▶ Challenge
Copy the lines below verbatim, starting with the first line and ending with the line that contains "address-input[interactable]: 泰州学院 (157, 214, 295, 252)", both included.

▶ Given records
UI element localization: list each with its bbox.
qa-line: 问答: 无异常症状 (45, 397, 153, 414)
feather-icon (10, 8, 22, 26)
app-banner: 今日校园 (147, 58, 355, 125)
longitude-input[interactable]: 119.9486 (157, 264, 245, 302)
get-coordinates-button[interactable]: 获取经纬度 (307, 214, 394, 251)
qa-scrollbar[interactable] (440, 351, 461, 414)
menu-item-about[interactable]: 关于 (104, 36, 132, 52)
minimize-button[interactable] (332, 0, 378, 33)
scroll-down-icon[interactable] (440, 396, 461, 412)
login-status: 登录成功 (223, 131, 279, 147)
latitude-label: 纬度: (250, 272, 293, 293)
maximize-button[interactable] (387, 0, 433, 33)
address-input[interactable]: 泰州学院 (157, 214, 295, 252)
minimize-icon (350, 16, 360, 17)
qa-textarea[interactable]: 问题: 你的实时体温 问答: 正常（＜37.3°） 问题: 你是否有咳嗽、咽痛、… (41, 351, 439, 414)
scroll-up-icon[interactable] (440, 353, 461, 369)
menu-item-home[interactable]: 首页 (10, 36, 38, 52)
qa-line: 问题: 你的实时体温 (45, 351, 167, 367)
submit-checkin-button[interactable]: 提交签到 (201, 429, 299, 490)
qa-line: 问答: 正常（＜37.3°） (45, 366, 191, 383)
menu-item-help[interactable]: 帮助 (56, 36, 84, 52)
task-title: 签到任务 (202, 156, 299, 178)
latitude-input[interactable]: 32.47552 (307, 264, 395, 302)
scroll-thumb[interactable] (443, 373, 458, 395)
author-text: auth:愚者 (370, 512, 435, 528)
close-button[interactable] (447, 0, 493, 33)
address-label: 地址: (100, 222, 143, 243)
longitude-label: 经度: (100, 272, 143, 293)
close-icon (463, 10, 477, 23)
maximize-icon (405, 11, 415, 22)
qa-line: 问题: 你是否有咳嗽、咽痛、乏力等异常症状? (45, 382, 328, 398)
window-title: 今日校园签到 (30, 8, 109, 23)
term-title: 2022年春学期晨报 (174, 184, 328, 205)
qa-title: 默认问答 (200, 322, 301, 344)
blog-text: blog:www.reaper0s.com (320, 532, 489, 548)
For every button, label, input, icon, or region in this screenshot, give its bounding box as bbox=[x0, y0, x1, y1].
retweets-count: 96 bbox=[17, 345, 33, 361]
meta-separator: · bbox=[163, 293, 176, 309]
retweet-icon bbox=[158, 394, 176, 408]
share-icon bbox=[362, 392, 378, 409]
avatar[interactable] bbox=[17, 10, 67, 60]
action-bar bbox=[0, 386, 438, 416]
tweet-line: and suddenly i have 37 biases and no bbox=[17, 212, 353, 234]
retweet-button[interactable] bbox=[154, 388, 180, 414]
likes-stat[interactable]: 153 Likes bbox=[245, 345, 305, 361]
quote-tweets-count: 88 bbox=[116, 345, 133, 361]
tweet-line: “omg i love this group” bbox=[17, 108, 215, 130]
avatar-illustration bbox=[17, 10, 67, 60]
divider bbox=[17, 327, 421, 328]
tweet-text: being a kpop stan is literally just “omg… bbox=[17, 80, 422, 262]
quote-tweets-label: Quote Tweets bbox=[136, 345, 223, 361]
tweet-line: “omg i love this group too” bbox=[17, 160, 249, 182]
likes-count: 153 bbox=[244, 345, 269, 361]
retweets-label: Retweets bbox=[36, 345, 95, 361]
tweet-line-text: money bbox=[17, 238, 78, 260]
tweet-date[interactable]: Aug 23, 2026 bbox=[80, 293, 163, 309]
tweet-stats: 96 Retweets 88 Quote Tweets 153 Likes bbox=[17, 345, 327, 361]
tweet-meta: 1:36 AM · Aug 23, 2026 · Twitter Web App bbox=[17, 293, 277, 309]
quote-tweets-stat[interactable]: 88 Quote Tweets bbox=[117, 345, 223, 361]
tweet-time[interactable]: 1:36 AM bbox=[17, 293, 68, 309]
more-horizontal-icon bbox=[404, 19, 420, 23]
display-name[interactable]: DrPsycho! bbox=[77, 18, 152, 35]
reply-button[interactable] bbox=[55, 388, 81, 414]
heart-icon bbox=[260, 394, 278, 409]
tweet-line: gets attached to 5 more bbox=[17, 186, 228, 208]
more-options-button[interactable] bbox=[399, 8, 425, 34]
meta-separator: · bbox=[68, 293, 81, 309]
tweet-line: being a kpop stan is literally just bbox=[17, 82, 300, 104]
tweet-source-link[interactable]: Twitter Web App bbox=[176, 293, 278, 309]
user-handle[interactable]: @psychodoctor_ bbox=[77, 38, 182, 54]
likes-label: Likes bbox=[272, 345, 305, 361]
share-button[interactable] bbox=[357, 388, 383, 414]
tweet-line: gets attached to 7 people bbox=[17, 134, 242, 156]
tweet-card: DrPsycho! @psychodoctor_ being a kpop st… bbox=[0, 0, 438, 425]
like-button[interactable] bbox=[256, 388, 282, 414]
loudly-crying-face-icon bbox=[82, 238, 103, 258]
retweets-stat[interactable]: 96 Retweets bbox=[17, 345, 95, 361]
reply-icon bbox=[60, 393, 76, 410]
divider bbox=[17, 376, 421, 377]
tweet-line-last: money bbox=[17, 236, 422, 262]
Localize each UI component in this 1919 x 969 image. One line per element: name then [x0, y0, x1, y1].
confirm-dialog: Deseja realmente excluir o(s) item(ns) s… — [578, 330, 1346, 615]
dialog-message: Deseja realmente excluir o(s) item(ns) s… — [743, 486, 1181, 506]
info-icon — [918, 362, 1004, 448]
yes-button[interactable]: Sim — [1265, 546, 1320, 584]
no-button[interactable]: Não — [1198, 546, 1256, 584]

▶ Response
UI element localization: list each with its bbox.
qa-line: 问答: 无异常症状 (45, 397, 153, 414)
feather-icon (10, 8, 22, 26)
app-banner: 今日校园 (147, 58, 355, 125)
longitude-input[interactable]: 119.9486 (157, 264, 245, 302)
get-coordinates-button[interactable]: 获取经纬度 (307, 214, 394, 251)
qa-scrollbar[interactable] (440, 351, 461, 414)
menu-item-about[interactable]: 关于 (104, 36, 132, 52)
minimize-button[interactable] (332, 0, 378, 33)
scroll-down-icon[interactable] (440, 396, 461, 412)
login-status: 登录成功 (223, 131, 279, 147)
latitude-label: 纬度: (250, 272, 293, 293)
maximize-button[interactable] (387, 0, 433, 33)
address-input[interactable]: 泰州学院 (157, 214, 295, 252)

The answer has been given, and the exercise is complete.